[Collected data entries]
········
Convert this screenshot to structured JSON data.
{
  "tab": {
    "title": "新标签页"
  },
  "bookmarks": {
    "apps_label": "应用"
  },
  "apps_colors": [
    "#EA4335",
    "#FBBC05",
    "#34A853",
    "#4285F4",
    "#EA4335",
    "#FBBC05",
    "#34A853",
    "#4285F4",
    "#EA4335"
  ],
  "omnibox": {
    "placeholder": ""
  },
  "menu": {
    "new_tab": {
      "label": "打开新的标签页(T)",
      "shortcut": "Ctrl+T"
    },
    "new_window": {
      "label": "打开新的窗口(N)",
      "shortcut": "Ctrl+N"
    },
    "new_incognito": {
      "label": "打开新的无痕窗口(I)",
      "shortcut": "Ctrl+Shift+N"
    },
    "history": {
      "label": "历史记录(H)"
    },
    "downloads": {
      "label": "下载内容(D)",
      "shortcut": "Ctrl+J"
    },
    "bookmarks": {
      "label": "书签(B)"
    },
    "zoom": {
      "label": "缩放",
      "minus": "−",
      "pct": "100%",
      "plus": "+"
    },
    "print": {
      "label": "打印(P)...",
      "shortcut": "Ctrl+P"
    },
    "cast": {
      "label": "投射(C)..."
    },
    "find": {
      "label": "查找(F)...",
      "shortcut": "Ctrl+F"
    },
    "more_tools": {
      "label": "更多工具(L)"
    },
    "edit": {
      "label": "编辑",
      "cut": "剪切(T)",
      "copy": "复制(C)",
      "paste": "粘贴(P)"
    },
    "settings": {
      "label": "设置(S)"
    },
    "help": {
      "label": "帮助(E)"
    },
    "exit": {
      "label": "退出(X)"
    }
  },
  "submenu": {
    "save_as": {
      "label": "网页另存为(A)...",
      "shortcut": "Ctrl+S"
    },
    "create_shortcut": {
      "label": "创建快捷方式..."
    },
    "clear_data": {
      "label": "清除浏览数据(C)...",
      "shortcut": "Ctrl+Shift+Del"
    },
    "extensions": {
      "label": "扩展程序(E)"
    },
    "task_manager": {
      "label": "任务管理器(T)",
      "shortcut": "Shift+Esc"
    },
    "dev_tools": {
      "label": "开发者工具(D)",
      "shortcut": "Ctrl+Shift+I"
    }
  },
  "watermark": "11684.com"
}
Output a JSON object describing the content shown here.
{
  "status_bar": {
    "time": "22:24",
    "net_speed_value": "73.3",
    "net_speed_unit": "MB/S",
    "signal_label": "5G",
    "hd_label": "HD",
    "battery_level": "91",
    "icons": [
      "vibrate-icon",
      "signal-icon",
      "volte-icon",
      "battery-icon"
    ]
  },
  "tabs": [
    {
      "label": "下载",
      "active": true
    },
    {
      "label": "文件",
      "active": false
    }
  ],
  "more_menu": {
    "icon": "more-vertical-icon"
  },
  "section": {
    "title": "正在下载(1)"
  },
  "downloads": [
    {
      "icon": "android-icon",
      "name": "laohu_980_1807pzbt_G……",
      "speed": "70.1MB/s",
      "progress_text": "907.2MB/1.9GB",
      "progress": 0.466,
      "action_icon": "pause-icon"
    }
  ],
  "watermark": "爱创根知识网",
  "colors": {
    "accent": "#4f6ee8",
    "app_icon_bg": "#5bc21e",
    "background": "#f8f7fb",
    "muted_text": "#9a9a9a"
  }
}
········
# [Problem requirements]
Reproduce the whole listing word for word.

# [Final result]
Convert this screenshot to structured JSON data.
{
  "tab": {
    "title": "新标签页"
  },
  "bookmarks": {
    "apps_label": "应用"
  },
  "apps_colors": [
    "#EA4335",
    "#FBBC05",
    "#34A853",
    "#4285F4",
    "#EA4335",
    "#FBBC05",
    "#34A853",
    "#4285F4",
    "#EA4335"
  ],
  "omnibox": {
    "placeholder": ""
  },
  "menu": {
    "new_tab": {
      "label": "打开新的标签页(T)",
      "shortcut": "Ctrl+T"
    },
    "new_window": {
      "label": "打开新的窗口(N)",
      "shortcut": "Ctrl+N"
    },
    "new_incognito": {
      "label": "打开新的无痕窗口(I)",
      "shortcut": "Ctrl+Shift+N"
    },
    "history": {
      "label": "历史记录(H)"
    },
    "downloads": {
      "label": "下载内容(D)",
      "shortcut": "Ctrl+J"
    },
    "bookmarks": {
      "label": "书签(B)"
    },
    "zoom": {
      "label": "缩放",
      "minus": "−",
      "pct": "100%",
      "plus": "+"
    },
    "print": {
      "label": "打印(P)...",
      "shortcut": "Ctrl+P"
    },
    "cast": {
      "label": "投射(C)..."
    },
    "find": {
      "label": "查找(F)...",
      "shortcut": "Ctrl+F"
    },
    "more_tools": {
      "label": "更多工具(L)"
    },
    "edit": {
      "label": "编辑",
      "cut": "剪切(T)",
      "copy": "复制(C)",
      "paste": "粘贴(P)"
    },
    "settings": {
      "label": "设置(S)"
    },
    "help": {
      "label": "帮助(E)"
    },
    "exit": {
      "label": "退出(X)"
    }
  },
  "submenu": {
    "save_as": {
      "label": "网页另存为(A)...",
      "shortcut": "Ctrl+S"
    },
    "create_shortcut": {
      "label": "创建快捷方式..."
    },
    "clear_data": {
      "label": "清除浏览数据(C)...",
      "shortcut": "Ctrl+Shift+Del"
    },
    "extensions": {
      "label": "扩展程序(E)"
    },
    "task_manager": {
      "label": "任务管理器(T)",
      "shortcut": "Shift+Esc"
    },
    "dev_tools": {
      "label": "开发者工具(D)",
      "shortcut": "Ctrl+Shift+I"
    }
  },
  "watermark": "11684.com"
}
Output a JSON object describing the content shown here.
{
  "status_bar": {
    "time": "22:24",
    "net_speed_value": "73.3",
    "net_speed_unit": "MB/S",
    "signal_label": "5G",
    "hd_label": "HD",
    "battery_level": "91",
    "icons": [
      "vibrate-icon",
      "signal-icon",
      "volte-icon",
      "battery-icon"
    ]
  },
  "tabs": [
    {
      "label": "下载",
      "active": true
    },
    {
      "label": "文件",
      "active": false
    }
  ],
  "more_menu": {
    "icon": "more-vertical-icon"
  },
  "section": {
    "title": "正在下载(1)"
  },
  "downloads": [
    {
      "icon": "android-icon",
      "name": "laohu_980_1807pzbt_G……",
      "speed": "70.1MB/s",
      "progress_text": "907.2MB/1.9GB",
      "progress": 0.466,
      "action_icon": "pause-icon"
    }
  ],
  "watermark": "爱创根知识网",
  "colors": {
    "accent": "#4f6ee8",
    "app_icon_bg": "#5bc21e",
    "background": "#f8f7fb",
    "muted_text": "#9a9a9a"
  }
}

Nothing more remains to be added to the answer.